EXCERPTED TEXT:
Auto trunk mount tanks and some truck under bed tanks used three small tanks manifolded together to conserve space. We never had any in our dealership area, but we were always told they were a pain to fill as the tanks had to be given time to equalize thus requiring more time to fill.

I don't know current laws about propane tanks, etc. but about the only thing we had to worry about for installations was the line from the tank to the regulator. Small diameter steel braided hose was probably the safest at the time and most desired.


----------



## Old Vet (Oct 15, 2006)

Windy in Kansas said:


> I was first exposed to propane powered engines in the mid 1960s. In the 1970s I worked for a propane dealer during seven heating seasons. I was around propane tractors, cars, pickups, trucks, and oilfield engines during that time. I have owned several propane powered pickups myself and farmed thousands of acres with propane tractors. I attended a two day school to learn vehicle conversion and converted several after having attended.
> 
> Having given what might be considered my credentials on propane I would like to say that some of the information given is inaccurate and some is right on the money.
> 
> ...


I agree with you on all that you post. I have used propane to poower trucks tractors and other equipment. Yes You can bleed the vapor off and let the liquid in but some people will cay this is dangerious and should not be done. I disagree if you use the proper ssafty percautins that we were taught. But not everybody is taught to use the same precautions. That is why I sugested a pump.


----------



## Windy in Kansas (Jun 16, 2002)

I understand better where you are coming from about the vapor and bleeding. Safety first for certain. 

We had a good example of lack of it in our area when a tractor and nurse tank burned completely. A guy decided to light a cigarette while fueling the tractor and bleeding off the vapor. The vapor caught fire and of course was burning the vapor as quickly as it came out of the tractor tank. The guy panicked and drove off pulling the nurse tank as he did so in order to keep the fire from the nurse tank. HOWEVER that broke fitting off and dumped even more fuel causing more fire. He did have enough calm to unhook the nurse tank and drive away from the whole burning mess. All over the need of a ***.

ENTRIES SUPPLIED:

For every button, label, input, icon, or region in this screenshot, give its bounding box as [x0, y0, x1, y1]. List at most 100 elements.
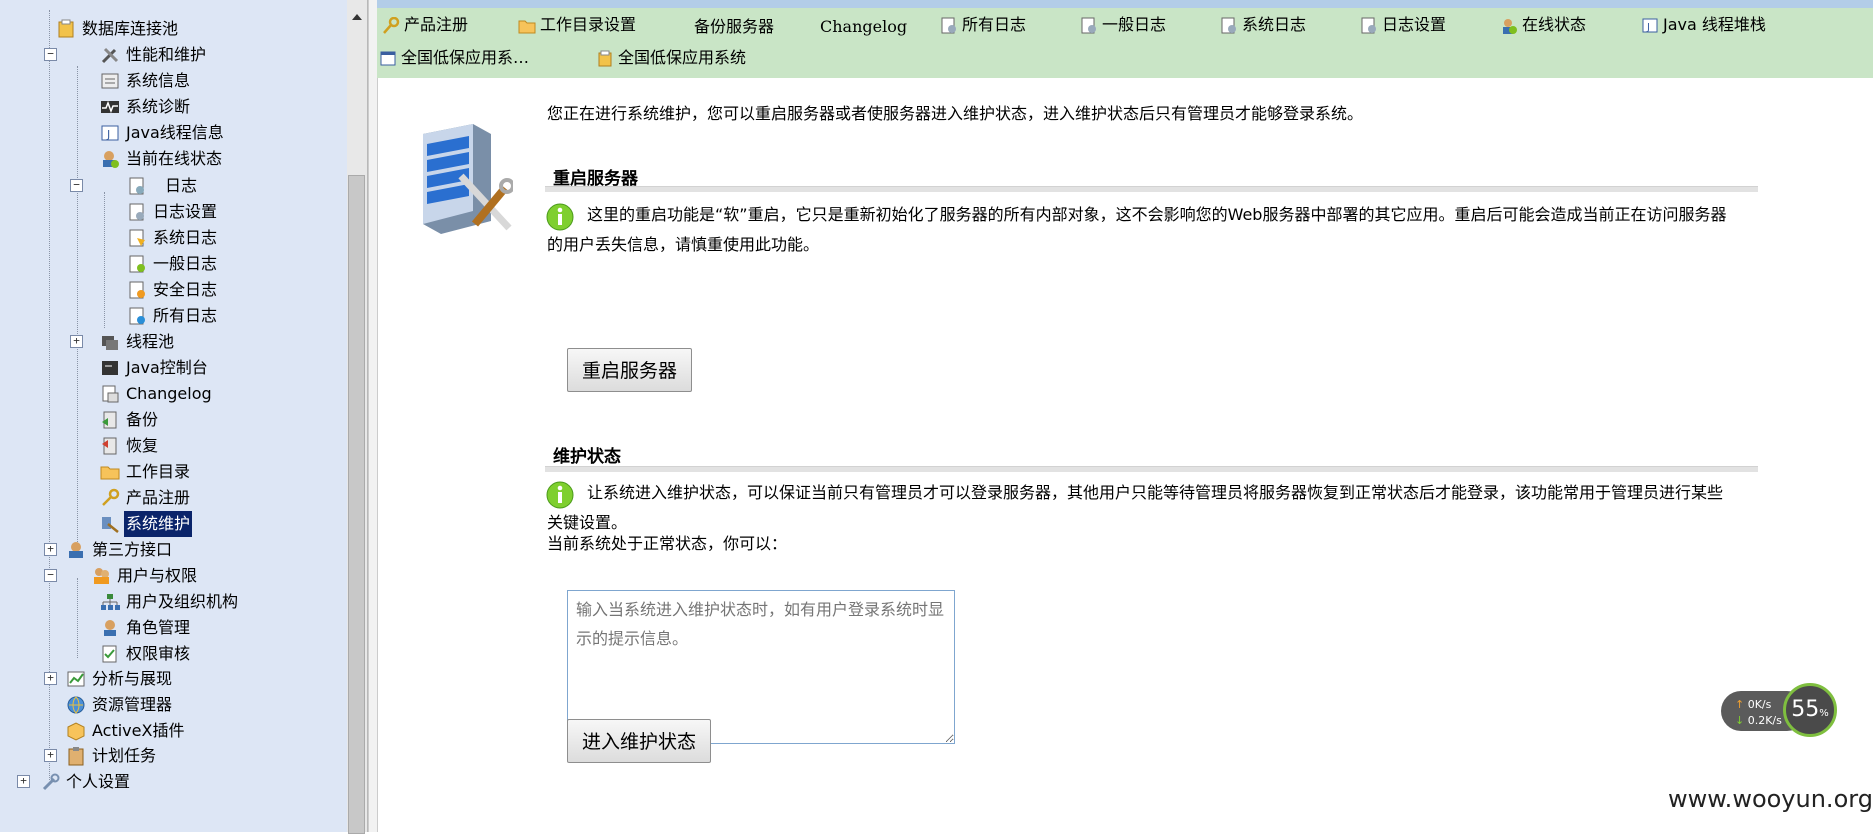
- log-settings-icon: [127, 202, 147, 222]
- restart-info-text: 这里的重启功能是“软”重启，它只是重新初始化了服务器的所有内部对象，这不会影响您…: [547, 205, 1727, 254]
- expand-toggle-personal[interactable]: +: [17, 775, 30, 788]
- tree-item-system-log[interactable]: 系统日志: [127, 224, 219, 250]
- log-icon: [1360, 17, 1378, 35]
- tree-item-diagnose[interactable]: 系统诊断: [100, 93, 192, 119]
- collapse-toggle-users[interactable]: −: [44, 569, 57, 582]
- tree-item-sysinfo[interactable]: 系统信息: [100, 67, 192, 93]
- tree-item-restore[interactable]: 恢复: [100, 432, 160, 458]
- audit-icon: [100, 644, 120, 664]
- folder-icon: [100, 462, 120, 482]
- expand-toggle-schedule[interactable]: +: [44, 749, 57, 762]
- toolbar-workdir-button[interactable]: 工作目录设置: [518, 12, 636, 38]
- pulse-icon: [100, 97, 120, 117]
- upload-rate: ↑ 0K/s: [1735, 698, 1772, 711]
- tab-strip: [377, 0, 1873, 8]
- tree-item-general-log[interactable]: 一般日志: [127, 250, 219, 276]
- usage-gauge: 55%: [1783, 683, 1837, 737]
- log-icon: [940, 17, 958, 35]
- tools-icon: [100, 45, 120, 65]
- tree-item-changelog[interactable]: Changelog: [100, 380, 214, 406]
- org-icon: [100, 592, 120, 612]
- tree-item-personal-settings[interactable]: 个人设置: [40, 768, 132, 794]
- log-icon: [127, 176, 147, 196]
- changelog-icon: [100, 384, 120, 404]
- maintenance-section-title: 维护状态: [553, 447, 621, 467]
- tree-item-role-mgmt[interactable]: 角色管理: [100, 614, 192, 640]
- toolbar-dibao-db-button[interactable]: 全国低保应用系统: [596, 45, 746, 71]
- tree-item-resource-mgr[interactable]: 资源管理器: [66, 691, 174, 717]
- tree-item-all-log[interactable]: 所有日志: [127, 302, 219, 328]
- tree-item-activex[interactable]: ActiveX插件: [66, 717, 186, 743]
- log-security-icon: [127, 280, 147, 300]
- main-content: 您正在进行系统维护，您可以重启服务器或者使服务器进入维护状态，进入维护状态后只有…: [377, 78, 1873, 832]
- svg-text:J: J: [106, 128, 110, 141]
- toolbar-log-settings-button[interactable]: 日志设置: [1360, 12, 1446, 38]
- svg-text:J: J: [1646, 22, 1650, 33]
- section-divider: [545, 186, 1758, 192]
- tree-item-log[interactable]: 日志: [127, 172, 199, 198]
- scrollbar-thumb[interactable]: [348, 175, 365, 834]
- tree-item-log-settings[interactable]: 日志设置: [127, 198, 219, 224]
- tree-item-db-pool[interactable]: 数据库连接池: [56, 15, 180, 41]
- chart-icon: [66, 669, 86, 689]
- enter-maintenance-button[interactable]: 进入维护状态: [567, 719, 712, 763]
- log-all-icon: [127, 306, 147, 326]
- toolbar-backup-server-button[interactable]: 备份服务器: [694, 14, 774, 40]
- tree-item-threadpool[interactable]: 线程池: [100, 328, 176, 354]
- console-icon: [100, 358, 120, 378]
- db-icon: [596, 50, 614, 68]
- restart-server-button[interactable]: 重启服务器: [567, 348, 693, 392]
- globe-icon: [66, 695, 86, 715]
- tree-item-user-org[interactable]: 用户及组织机构: [100, 588, 240, 614]
- tree-item-security-log[interactable]: 安全日志: [127, 276, 219, 302]
- tree-item-java-threads[interactable]: J Java线程信息: [100, 119, 226, 145]
- log-icon: [1080, 17, 1098, 35]
- maintenance-icon: [100, 514, 120, 534]
- network-speed-widget[interactable]: ↑ 0K/s ↓ 0.2K/s 55%: [1721, 681, 1841, 741]
- scroll-up-arrow-icon[interactable]: [352, 14, 362, 20]
- online-icon: [1500, 17, 1518, 35]
- plugin-icon: [66, 540, 86, 560]
- threadpool-icon: [100, 332, 120, 352]
- toolbar-java-stack-button[interactable]: J Java 线程堆栈: [1641, 12, 1766, 38]
- tree-item-third-party[interactable]: 第三方接口: [66, 536, 174, 562]
- maintenance-info-text: 让系统进入维护状态，可以保证当前只有管理员才可以登录服务器，其他用户只能等待管理…: [547, 483, 1724, 532]
- tree-item-perf-maint[interactable]: 性能和维护: [100, 41, 208, 67]
- db-icon: [56, 19, 76, 39]
- watermark-text: www.wooyun.org: [1668, 785, 1873, 813]
- tree-item-product-reg[interactable]: 产品注册: [100, 484, 192, 510]
- expand-toggle-thirdparty[interactable]: +: [44, 543, 57, 556]
- window-icon: [379, 50, 397, 68]
- tree-item-analysis[interactable]: 分析与展现: [66, 665, 174, 691]
- wrench-icon: [40, 772, 60, 792]
- java-icon: J: [100, 123, 120, 143]
- toolbar-online-status-button[interactable]: 在线状态: [1500, 12, 1586, 38]
- java-icon: J: [1641, 17, 1659, 35]
- navigation-tree: 数据库连接池 − 性能和维护 系统信息 系统诊断 J Java线程信息 当前在线状…: [0, 0, 347, 832]
- online-icon: [100, 149, 120, 169]
- tree-item-workdir[interactable]: 工作目录: [100, 458, 192, 484]
- toolbar-all-logs-button[interactable]: 所有日志: [940, 12, 1026, 38]
- clipboard-icon: [66, 746, 86, 766]
- expand-toggle-threadpool[interactable]: +: [70, 335, 83, 348]
- tree-item-system-maintenance[interactable]: 系统维护: [100, 510, 193, 537]
- expand-toggle-analysis[interactable]: +: [44, 672, 57, 685]
- tree-item-scheduled-tasks[interactable]: 计划任务: [66, 742, 158, 768]
- section-divider: [545, 466, 1758, 472]
- toolbar-product-reg-button[interactable]: 产品注册: [382, 12, 468, 38]
- tree-item-java-console[interactable]: Java控制台: [100, 354, 210, 380]
- tree-item-backup[interactable]: 备份: [100, 406, 160, 432]
- toolbar-dibao-window-button[interactable]: 全国低保应用系…: [379, 45, 529, 71]
- upload-arrow-icon: ↑: [1735, 698, 1745, 711]
- role-icon: [100, 618, 120, 638]
- collapse-toggle-log[interactable]: −: [70, 179, 83, 192]
- tree-item-online-status[interactable]: 当前在线状态: [100, 145, 224, 171]
- collapse-toggle-perf[interactable]: −: [44, 48, 57, 61]
- tree-item-perm-audit[interactable]: 权限审核: [100, 640, 192, 666]
- key-icon: [382, 16, 400, 35]
- toolbar-system-log-button[interactable]: 系统日志: [1220, 12, 1306, 38]
- toolbar-changelog-button[interactable]: Changelog: [820, 14, 907, 40]
- maintenance-status-text: 当前系统处于正常状态，你可以：: [547, 534, 788, 553]
- tree-item-users-perm[interactable]: 用户与权限: [91, 562, 199, 588]
- toolbar-general-log-button[interactable]: 一般日志: [1080, 12, 1166, 38]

OBJECTIVE 1:
Reproduce word for word the part of the propane forum thread from "## Old Vet (Oct" to "after having attended.".
OBJECTIVE 2:
In the propane forum thread, what kind of hose is described as probably the safest for the line from the tank to the regulator?

FULL OUTPUT 1:
## Old Vet (Oct 15, 2006)

Windy in Kansas said:


> I was first exposed to propane powered engines in the mid 1960s. In the 1970s I worked for a propane dealer during seven heating seasons. I was around propane tractors, cars, pickups, trucks, and oilfield engines during that time. I have owned several propane powered pickups myself and farmed thousands of acres with propane tractors. I attended a two day school to learn vehicle conversion and converted several after having attended.

FULL OUTPUT 2:
Small diameter steel braided hose.